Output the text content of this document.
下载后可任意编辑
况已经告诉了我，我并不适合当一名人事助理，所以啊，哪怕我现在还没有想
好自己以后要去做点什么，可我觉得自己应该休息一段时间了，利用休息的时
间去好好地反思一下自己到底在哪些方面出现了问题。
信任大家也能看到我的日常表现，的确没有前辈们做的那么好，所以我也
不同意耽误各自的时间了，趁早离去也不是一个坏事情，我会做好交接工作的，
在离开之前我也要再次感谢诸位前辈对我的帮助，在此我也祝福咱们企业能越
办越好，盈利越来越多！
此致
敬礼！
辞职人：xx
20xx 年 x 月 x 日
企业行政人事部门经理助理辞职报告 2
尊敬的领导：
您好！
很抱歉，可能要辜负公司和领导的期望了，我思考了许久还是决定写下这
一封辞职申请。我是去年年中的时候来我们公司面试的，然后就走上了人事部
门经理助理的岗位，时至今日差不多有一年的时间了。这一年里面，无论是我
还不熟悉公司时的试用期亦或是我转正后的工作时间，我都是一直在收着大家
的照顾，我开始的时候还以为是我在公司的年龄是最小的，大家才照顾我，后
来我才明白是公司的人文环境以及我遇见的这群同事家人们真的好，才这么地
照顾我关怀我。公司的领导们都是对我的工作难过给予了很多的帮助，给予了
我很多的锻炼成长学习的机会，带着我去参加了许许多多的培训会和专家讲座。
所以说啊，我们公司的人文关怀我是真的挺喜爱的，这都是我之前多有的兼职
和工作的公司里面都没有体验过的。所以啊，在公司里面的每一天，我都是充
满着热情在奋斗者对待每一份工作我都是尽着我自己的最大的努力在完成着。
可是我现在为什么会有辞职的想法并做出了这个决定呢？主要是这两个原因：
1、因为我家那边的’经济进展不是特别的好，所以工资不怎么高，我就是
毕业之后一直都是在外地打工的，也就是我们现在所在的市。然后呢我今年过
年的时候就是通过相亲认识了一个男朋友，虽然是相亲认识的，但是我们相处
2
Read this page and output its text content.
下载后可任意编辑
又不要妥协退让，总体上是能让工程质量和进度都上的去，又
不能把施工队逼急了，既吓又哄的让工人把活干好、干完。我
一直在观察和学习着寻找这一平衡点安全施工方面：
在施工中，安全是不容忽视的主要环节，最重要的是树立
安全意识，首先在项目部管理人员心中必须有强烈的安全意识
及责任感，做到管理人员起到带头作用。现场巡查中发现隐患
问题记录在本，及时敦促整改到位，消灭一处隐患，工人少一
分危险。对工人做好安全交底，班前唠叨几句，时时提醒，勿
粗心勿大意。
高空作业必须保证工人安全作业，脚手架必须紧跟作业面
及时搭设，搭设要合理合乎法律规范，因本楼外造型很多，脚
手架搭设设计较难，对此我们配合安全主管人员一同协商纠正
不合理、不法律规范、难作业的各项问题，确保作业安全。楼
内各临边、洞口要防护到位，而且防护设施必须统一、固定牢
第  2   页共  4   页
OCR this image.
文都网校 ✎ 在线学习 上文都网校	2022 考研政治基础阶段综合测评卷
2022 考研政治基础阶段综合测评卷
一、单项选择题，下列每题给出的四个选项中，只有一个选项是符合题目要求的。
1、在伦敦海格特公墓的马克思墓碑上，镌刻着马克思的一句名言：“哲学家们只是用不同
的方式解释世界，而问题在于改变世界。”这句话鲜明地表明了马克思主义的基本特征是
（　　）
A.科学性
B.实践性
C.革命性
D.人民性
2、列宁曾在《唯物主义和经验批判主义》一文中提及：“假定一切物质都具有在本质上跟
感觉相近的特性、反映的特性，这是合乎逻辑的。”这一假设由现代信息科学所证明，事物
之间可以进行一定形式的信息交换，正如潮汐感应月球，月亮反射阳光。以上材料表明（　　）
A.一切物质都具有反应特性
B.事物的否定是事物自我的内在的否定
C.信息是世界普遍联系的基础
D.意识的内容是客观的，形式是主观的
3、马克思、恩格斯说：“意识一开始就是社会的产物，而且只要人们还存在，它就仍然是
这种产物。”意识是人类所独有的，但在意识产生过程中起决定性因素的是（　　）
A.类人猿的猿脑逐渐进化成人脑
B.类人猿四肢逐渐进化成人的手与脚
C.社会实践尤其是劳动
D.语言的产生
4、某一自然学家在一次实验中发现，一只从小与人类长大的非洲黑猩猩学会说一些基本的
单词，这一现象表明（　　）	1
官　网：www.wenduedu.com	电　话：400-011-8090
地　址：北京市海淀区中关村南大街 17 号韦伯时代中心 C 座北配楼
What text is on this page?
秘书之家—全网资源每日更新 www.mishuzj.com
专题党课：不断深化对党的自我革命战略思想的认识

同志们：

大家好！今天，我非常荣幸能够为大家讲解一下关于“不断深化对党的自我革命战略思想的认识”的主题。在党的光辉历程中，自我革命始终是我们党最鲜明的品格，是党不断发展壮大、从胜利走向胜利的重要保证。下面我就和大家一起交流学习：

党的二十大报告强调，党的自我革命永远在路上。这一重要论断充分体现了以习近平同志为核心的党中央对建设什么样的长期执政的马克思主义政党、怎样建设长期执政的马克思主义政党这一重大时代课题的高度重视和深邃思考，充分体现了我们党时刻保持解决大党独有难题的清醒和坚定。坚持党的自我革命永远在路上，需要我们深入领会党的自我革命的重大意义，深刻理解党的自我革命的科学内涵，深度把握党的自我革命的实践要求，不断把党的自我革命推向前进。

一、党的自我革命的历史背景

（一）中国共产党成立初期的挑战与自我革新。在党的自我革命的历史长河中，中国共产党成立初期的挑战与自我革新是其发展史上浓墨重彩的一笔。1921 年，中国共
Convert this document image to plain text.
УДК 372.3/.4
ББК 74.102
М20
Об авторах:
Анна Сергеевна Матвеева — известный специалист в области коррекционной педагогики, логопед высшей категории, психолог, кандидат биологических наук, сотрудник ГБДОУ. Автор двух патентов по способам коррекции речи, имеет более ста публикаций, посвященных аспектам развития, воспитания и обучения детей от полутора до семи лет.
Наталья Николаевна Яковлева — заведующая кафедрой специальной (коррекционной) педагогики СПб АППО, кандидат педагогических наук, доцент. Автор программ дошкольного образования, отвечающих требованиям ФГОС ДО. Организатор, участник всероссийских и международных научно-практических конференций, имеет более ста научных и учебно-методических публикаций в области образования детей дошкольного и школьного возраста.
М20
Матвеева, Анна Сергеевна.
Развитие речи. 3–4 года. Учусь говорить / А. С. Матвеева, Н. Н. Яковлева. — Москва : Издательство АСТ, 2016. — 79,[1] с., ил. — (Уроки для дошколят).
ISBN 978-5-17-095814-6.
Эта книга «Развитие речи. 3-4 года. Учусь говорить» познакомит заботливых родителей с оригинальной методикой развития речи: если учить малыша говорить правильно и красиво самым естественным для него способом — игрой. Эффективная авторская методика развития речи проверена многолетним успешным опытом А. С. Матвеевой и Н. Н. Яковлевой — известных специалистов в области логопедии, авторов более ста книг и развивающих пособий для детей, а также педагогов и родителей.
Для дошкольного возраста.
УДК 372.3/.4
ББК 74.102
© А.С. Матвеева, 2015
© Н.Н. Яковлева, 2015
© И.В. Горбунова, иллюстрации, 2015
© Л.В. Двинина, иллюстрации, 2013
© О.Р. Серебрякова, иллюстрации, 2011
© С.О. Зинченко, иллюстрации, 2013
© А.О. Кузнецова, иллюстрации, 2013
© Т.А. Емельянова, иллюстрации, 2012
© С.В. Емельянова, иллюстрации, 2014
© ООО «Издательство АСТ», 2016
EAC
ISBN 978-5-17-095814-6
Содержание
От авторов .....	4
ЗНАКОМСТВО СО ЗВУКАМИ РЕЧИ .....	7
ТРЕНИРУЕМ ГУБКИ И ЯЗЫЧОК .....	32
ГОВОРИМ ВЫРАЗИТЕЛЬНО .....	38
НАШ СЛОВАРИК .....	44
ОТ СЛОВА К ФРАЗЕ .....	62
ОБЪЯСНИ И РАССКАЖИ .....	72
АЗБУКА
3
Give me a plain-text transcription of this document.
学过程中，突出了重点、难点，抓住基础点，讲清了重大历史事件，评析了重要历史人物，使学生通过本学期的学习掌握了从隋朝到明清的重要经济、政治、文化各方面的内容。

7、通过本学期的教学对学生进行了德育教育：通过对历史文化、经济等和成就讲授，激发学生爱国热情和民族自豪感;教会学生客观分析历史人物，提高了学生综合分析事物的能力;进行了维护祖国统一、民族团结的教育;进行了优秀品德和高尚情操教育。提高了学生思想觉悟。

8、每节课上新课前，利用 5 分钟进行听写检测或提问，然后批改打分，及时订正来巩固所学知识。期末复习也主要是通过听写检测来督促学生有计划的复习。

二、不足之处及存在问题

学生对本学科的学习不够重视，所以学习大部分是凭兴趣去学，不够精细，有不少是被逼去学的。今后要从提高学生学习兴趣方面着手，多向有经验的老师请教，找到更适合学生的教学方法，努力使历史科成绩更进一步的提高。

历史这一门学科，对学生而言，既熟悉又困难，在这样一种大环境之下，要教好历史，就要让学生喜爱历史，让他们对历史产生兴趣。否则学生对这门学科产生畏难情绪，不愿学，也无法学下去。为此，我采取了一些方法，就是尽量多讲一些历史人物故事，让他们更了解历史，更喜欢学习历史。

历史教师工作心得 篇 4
┄┄┄┄┄┄
Short problem =>
Pull out each line holding the string "говорить".

Output below =>
Развитие речи. 3–4 года. Учусь говорить / А. С. Матвеева, Н. Н. Яковлева. — Москва : Издательство АСТ, 2016. — 79,[1] с., ил. — (Уроки для дошколят).
Эта книга «Развитие речи. 3-4 года. Учусь говорить» познакомит заботливых родителей с оригинальной методикой развития речи: если учить малыша говорить правильно и красиво самым естественным для него способом — игрой. Эффективная авторская методика развития речи проверена многолетним успешным опытом А. С. Матвеевой и Н. Н. Яковлевой — известных специалистов в области логопедии, авторов более ста книг и развивающих пособий для детей, а также педагогов и родителей.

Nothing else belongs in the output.